__TASK__. Transcribe each record below word for word.

====================

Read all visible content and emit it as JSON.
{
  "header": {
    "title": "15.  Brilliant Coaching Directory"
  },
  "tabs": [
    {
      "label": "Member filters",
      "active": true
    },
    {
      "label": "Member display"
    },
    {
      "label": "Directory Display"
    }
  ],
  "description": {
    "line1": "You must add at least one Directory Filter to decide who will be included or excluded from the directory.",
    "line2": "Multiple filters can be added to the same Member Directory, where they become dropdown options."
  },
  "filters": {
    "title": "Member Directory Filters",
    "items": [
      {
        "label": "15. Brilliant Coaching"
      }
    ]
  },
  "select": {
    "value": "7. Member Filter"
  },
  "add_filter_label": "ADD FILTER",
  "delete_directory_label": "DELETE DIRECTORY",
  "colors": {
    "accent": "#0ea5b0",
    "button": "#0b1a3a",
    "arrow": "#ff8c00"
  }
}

====================

__EXERCISE SOLUTION__.
Read all visible content and emit it as JSON.
{
  "header": {
    "title": "15.  Brilliant Coaching Directory"
  },
  "tabs": [
    {
      "label": "Member filters",
      "active": true
    },
    {
      "label": "Member display"
    },
    {
      "label": "Directory Display"
    }
  ],
  "description": {
    "line1": "You must add at least one Directory Filter to decide who will be included or excluded from the directory.",
    "line2": "Multiple filters can be added to the same Member Directory, where they become dropdown options."
  },
  "filters": {
    "title": "Member Directory Filters",
    "items": [
      {
        "label": "15. Brilliant Coaching"
      }
    ]
  },
  "select": {
    "value": "7. Member Filter"
  },
  "add_filter_label": "ADD FILTER",
  "delete_directory_label": "DELETE DIRECTORY",
  "colors": {
    "accent": "#0ea5b0",
    "button": "#0b1a3a",
    "arrow": "#ff8c00"
  }
}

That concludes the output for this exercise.